Transcribe all the entries word for word, omitting any pictures they contain.
-- begin Material provided --
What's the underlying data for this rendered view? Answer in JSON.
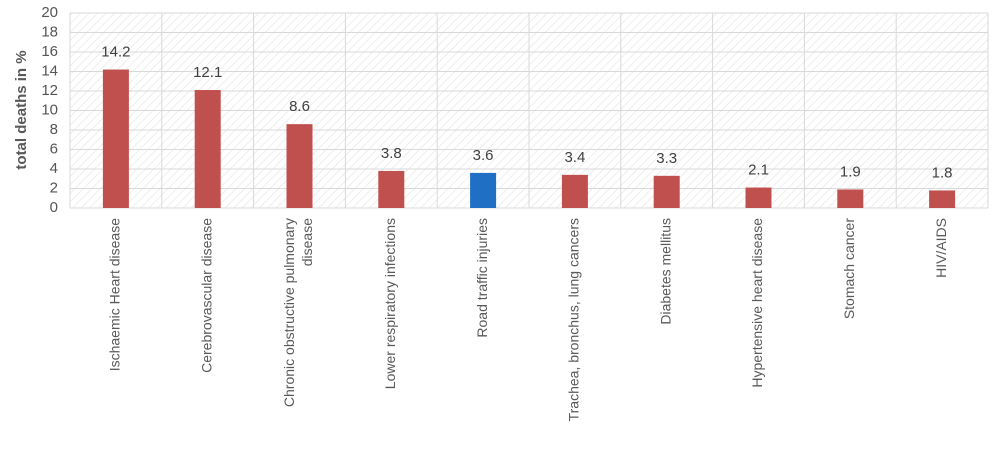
{
  "chart_data": {
    "type": "bar",
    "title": "",
    "xlabel": "",
    "ylabel": "total deaths in %",
    "ylim": [
      0,
      20
    ],
    "y_ticks": [
      0,
      2,
      4,
      6,
      8,
      10,
      12,
      14,
      16,
      18,
      20
    ],
    "grid": true,
    "legend": "none",
    "categories": [
      "Ischaemic Heart disease",
      "Cerebrovascular disease",
      "Chronic obstructive pulmonary disease",
      "Lower respiratory infections",
      "Road traffic injuries",
      "Trachea, bronchus, lung cancers",
      "Diabetes mellitus",
      "Hypertensive heart disease",
      "Stomach cancer",
      "HIV/AIDS"
    ],
    "values": [
      14.2,
      12.1,
      8.6,
      3.8,
      3.6,
      3.4,
      3.3,
      2.1,
      1.9,
      1.8
    ],
    "data_labels": [
      "14.2",
      "12.1",
      "8.6",
      "3.8",
      "3.6",
      "3.4",
      "3.3",
      "2.1",
      "1.9",
      "1.8"
    ],
    "colors": {
      "default_bar": "#c0504d",
      "highlight_bar": "#1f6fc5",
      "gridline": "#d9d9d9",
      "hatch": "#e3e3e3"
    },
    "highlighted_category": "Road traffic injuries"
  }
}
-- end Material provided --
### Written response
What's the underlying data for this rendered view? Answer in JSON.
{
  "chart_data": {
    "type": "bar",
    "title": "",
    "xlabel": "",
    "ylabel": "total deaths in %",
    "ylim": [
      0,
      20
    ],
    "y_ticks": [
      0,
      2,
      4,
      6,
      8,
      10,
      12,
      14,
      16,
      18,
      20
    ],
    "grid": true,
    "legend": "none",
    "categories": [
      "Ischaemic Heart disease",
      "Cerebrovascular disease",
      "Chronic obstructive pulmonary disease",
      "Lower respiratory infections",
      "Road traffic injuries",
      "Trachea, bronchus, lung cancers",
      "Diabetes mellitus",
      "Hypertensive heart disease",
      "Stomach cancer",
      "HIV/AIDS"
    ],
    "values": [
      14.2,
      12.1,
      8.6,
      3.8,
      3.6,
      3.4,
      3.3,
      2.1,
      1.9,
      1.8
    ],
    "data_labels": [
      "14.2",
      "12.1",
      "8.6",
      "3.8",
      "3.6",
      "3.4",
      "3.3",
      "2.1",
      "1.9",
      "1.8"
    ],
    "colors": {
      "default_bar": "#c0504d",
      "highlight_bar": "#1f6fc5",
      "gridline": "#d9d9d9",
      "hatch": "#e3e3e3"
    },
    "highlighted_category": "Road traffic injuries"
  }
}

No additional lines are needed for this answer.